**MATERIALS PROVIDED:**
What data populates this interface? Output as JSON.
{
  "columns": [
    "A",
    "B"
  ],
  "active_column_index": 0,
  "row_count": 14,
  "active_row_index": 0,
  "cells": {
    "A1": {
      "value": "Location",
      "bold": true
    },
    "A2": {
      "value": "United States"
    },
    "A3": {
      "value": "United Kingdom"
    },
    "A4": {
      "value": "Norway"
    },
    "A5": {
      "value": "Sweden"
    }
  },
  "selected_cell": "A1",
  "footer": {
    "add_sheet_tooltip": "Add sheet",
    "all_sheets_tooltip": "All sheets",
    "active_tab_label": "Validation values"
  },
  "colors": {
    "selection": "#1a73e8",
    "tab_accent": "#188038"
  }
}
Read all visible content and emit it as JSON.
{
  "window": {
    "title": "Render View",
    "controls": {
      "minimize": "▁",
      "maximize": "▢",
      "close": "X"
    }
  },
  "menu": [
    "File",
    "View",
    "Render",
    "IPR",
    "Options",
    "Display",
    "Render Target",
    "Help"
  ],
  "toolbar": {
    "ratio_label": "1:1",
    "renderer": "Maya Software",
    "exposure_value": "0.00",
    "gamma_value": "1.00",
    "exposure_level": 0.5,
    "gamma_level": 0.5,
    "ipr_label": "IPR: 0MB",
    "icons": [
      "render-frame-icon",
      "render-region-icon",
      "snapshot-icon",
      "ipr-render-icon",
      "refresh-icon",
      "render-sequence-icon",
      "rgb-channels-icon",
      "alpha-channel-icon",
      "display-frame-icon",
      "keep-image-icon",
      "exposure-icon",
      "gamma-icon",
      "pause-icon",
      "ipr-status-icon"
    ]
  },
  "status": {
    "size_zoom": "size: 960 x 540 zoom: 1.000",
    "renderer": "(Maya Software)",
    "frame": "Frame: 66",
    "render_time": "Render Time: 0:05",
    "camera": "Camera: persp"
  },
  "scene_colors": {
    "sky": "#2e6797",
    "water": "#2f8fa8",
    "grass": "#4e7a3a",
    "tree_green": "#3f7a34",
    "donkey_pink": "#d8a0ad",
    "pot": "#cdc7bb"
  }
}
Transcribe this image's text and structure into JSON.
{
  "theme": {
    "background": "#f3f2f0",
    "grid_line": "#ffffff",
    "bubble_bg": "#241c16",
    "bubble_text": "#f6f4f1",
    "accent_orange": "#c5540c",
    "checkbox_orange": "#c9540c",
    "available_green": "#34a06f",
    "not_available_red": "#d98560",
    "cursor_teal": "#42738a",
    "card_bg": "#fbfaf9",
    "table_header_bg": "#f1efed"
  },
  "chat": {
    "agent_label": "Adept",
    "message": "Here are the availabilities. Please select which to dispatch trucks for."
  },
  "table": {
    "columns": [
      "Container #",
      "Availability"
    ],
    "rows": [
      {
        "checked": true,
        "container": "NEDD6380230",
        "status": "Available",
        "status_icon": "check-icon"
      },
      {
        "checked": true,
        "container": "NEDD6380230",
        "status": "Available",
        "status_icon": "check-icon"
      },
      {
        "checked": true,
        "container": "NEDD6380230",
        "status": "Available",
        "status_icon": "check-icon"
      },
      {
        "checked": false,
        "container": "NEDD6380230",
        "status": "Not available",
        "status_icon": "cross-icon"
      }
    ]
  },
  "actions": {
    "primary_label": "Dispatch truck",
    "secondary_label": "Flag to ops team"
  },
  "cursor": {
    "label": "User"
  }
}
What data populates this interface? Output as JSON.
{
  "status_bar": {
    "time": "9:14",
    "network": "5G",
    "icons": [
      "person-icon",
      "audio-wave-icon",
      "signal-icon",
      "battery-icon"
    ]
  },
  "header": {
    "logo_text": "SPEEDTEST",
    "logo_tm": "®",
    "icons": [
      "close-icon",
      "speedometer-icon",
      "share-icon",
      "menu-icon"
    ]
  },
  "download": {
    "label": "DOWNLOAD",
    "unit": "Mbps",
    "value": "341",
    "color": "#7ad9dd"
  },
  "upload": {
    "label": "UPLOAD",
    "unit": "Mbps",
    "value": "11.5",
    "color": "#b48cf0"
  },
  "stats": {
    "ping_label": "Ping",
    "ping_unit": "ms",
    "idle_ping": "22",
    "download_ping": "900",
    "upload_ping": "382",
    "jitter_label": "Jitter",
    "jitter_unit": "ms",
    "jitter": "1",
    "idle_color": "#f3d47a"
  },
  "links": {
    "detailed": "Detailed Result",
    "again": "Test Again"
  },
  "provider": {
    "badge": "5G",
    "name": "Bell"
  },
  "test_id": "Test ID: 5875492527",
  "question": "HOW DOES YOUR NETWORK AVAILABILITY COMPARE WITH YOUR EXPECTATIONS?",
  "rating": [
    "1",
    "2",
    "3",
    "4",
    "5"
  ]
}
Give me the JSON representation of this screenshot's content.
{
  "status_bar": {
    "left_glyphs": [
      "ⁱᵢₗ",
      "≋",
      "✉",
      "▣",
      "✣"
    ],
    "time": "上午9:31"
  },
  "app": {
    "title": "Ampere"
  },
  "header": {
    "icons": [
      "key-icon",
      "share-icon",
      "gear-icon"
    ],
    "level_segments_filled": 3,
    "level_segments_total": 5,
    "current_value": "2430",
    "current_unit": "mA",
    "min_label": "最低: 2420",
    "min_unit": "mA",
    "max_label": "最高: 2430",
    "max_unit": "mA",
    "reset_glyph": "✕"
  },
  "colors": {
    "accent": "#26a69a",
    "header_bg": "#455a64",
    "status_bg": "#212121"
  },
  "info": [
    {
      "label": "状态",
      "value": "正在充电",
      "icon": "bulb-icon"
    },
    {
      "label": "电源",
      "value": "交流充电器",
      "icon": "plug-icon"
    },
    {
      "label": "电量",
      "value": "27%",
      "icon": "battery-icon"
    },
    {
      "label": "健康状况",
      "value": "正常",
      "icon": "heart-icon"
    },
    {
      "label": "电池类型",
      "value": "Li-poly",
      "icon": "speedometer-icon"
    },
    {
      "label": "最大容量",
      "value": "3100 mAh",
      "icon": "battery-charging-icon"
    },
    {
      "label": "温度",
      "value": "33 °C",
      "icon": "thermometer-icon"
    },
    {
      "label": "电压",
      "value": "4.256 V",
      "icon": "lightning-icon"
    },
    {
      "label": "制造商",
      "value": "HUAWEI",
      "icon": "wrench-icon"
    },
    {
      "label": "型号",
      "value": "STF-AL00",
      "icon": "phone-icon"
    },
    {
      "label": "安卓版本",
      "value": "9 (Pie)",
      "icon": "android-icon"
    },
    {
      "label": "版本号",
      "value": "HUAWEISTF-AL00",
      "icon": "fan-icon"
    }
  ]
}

**GIVEN TASK:** Type out all of the material again, word for word.

**ANSWER BELOW:**
What data populates this interface? Output as JSON.
{
  "columns": [
    "A",
    "B"
  ],
  "active_column_index": 0,
  "row_count": 14,
  "active_row_index": 0,
  "cells": {
    "A1": {
      "value": "Location",
      "bold": true
    },
    "A2": {
      "value": "United States"
    },
    "A3": {
      "value": "United Kingdom"
    },
    "A4": {
      "value": "Norway"
    },
    "A5": {
      "value": "Sweden"
    }
  },
  "selected_cell": "A1",
  "footer": {
    "add_sheet_tooltip": "Add sheet",
    "all_sheets_tooltip": "All sheets",
    "active_tab_label": "Validation values"
  },
  "colors": {
    "selection": "#1a73e8",
    "tab_accent": "#188038"
  }
}
Read all visible content and emit it as JSON.
{
  "window": {
    "title": "Render View",
    "controls": {
      "minimize": "▁",
      "maximize": "▢",
      "close": "X"
    }
  },
  "menu": [
    "File",
    "View",
    "Render",
    "IPR",
    "Options",
    "Display",
    "Render Target",
    "Help"
  ],
  "toolbar": {
    "ratio_label": "1:1",
    "renderer": "Maya Software",
    "exposure_value": "0.00",
    "gamma_value": "1.00",
    "exposure_level": 0.5,
    "gamma_level": 0.5,
    "ipr_label": "IPR: 0MB",
    "icons": [
      "render-frame-icon",
      "render-region-icon",
      "snapshot-icon",
      "ipr-render-icon",
      "refresh-icon",
      "render-sequence-icon",
      "rgb-channels-icon",
      "alpha-channel-icon",
      "display-frame-icon",
      "keep-image-icon",
      "exposure-icon",
      "gamma-icon",
      "pause-icon",
      "ipr-status-icon"
    ]
  },
  "status": {
    "size_zoom": "size: 960 x 540 zoom: 1.000",
    "renderer": "(Maya Software)",
    "frame": "Frame: 66",
    "render_time": "Render Time: 0:05",
    "camera": "Camera: persp"
  },
  "scene_colors": {
    "sky": "#2e6797",
    "water": "#2f8fa8",
    "grass": "#4e7a3a",
    "tree_green": "#3f7a34",
    "donkey_pink": "#d8a0ad",
    "pot": "#cdc7bb"
  }
}
Transcribe this image's text and structure into JSON.
{
  "theme": {
    "background": "#f3f2f0",
    "grid_line": "#ffffff",
    "bubble_bg": "#241c16",
    "bubble_text": "#f6f4f1",
    "accent_orange": "#c5540c",
    "checkbox_orange": "#c9540c",
    "available_green": "#34a06f",
    "not_available_red": "#d98560",
    "cursor_teal": "#42738a",
    "card_bg": "#fbfaf9",
    "table_header_bg": "#f1efed"
  },
  "chat": {
    "agent_label": "Adept",
    "message": "Here are the availabilities. Please select which to dispatch trucks for."
  },
  "table": {
    "columns": [
      "Container #",
      "Availability"
    ],
    "rows": [
      {
        "checked": true,
        "container": "NEDD6380230",
        "status": "Available",
        "status_icon": "check-icon"
      },
      {
        "checked": true,
        "container": "NEDD6380230",
        "status": "Available",
        "status_icon": "check-icon"
      },
      {
        "checked": true,
        "container": "NEDD6380230",
        "status": "Available",
        "status_icon": "check-icon"
      },
      {
        "checked": false,
        "container": "NEDD6380230",
        "status": "Not available",
        "status_icon": "cross-icon"
      }
    ]
  },
  "actions": {
    "primary_label": "Dispatch truck",
    "secondary_label": "Flag to ops team"
  },
  "cursor": {
    "label": "User"
  }
}
What data populates this interface? Output as JSON.
{
  "status_bar": {
    "time": "9:14",
    "network": "5G",
    "icons": [
      "person-icon",
      "audio-wave-icon",
      "signal-icon",
      "battery-icon"
    ]
  },
  "header": {
    "logo_text": "SPEEDTEST",
    "logo_tm": "®",
    "icons": [
      "close-icon",
      "speedometer-icon",
      "share-icon",
      "menu-icon"
    ]
  },
  "download": {
    "label": "DOWNLOAD",
    "unit": "Mbps",
    "value": "341",
    "color": "#7ad9dd"
  },
  "upload": {
    "label": "UPLOAD",
    "unit": "Mbps",
    "value": "11.5",
    "color": "#b48cf0"
  },
  "stats": {
    "ping_label": "Ping",
    "ping_unit": "ms",
    "idle_ping": "22",
    "download_ping": "900",
    "upload_ping": "382",
    "jitter_label": "Jitter",
    "jitter_unit": "ms",
    "jitter": "1",
    "idle_color": "#f3d47a"
  },
  "links": {
    "detailed": "Detailed Result",
    "again": "Test Again"
  },
  "provider": {
    "badge": "5G",
    "name": "Bell"
  },
  "test_id": "Test ID: 5875492527",
  "question": "HOW DOES YOUR NETWORK AVAILABILITY COMPARE WITH YOUR EXPECTATIONS?",
  "rating": [
    "1",
    "2",
    "3",
    "4",
    "5"
  ]
}
Give me the JSON representation of this screenshot's content.
{
  "status_bar": {
    "left_glyphs": [
      "ⁱᵢₗ",
      "≋",
      "✉",
      "▣",
      "✣"
    ],
    "time": "上午9:31"
  },
  "app": {
    "title": "Ampere"
  },
  "header": {
    "icons": [
      "key-icon",
      "share-icon",
      "gear-icon"
    ],
    "level_segments_filled": 3,
    "level_segments_total": 5,
    "current_value": "2430",
    "current_unit": "mA",
    "min_label": "最低: 2420",
    "min_unit": "mA",
    "max_label": "最高: 2430",
    "max_unit": "mA",
    "reset_glyph": "✕"
  },
  "colors": {
    "accent": "#26a69a",
    "header_bg": "#455a64",
    "status_bg": "#212121"
  },
  "info": [
    {
      "label": "状态",
      "value": "正在充电",
      "icon": "bulb-icon"
    },
    {
      "label": "电源",
      "value": "交流充电器",
      "icon": "plug-icon"
    },
    {
      "label": "电量",
      "value": "27%",
      "icon": "battery-icon"
    },
    {
      "label": "健康状况",
      "value": "正常",
      "icon": "heart-icon"
    },
    {
      "label": "电池类型",
      "value": "Li-poly",
      "icon": "speedometer-icon"
    },
    {
      "label": "最大容量",
      "value": "3100 mAh",
      "icon": "battery-charging-icon"
    },
    {
      "label": "温度",
      "value": "33 °C",
      "icon": "thermometer-icon"
    },
    {
      "label": "电压",
      "value": "4.256 V",
      "icon": "lightning-icon"
    },
    {
      "label": "制造商",
      "value": "HUAWEI",
      "icon": "wrench-icon"
    },
    {
      "label": "型号",
      "value": "STF-AL00",
      "icon": "phone-icon"
    },
    {
      "label": "安卓版本",
      "value": "9 (Pie)",
      "icon": "android-icon"
    },
    {
      "label": "版本号",
      "value": "HUAWEISTF-AL00",
      "icon": "fan-icon"
    }
  ]
}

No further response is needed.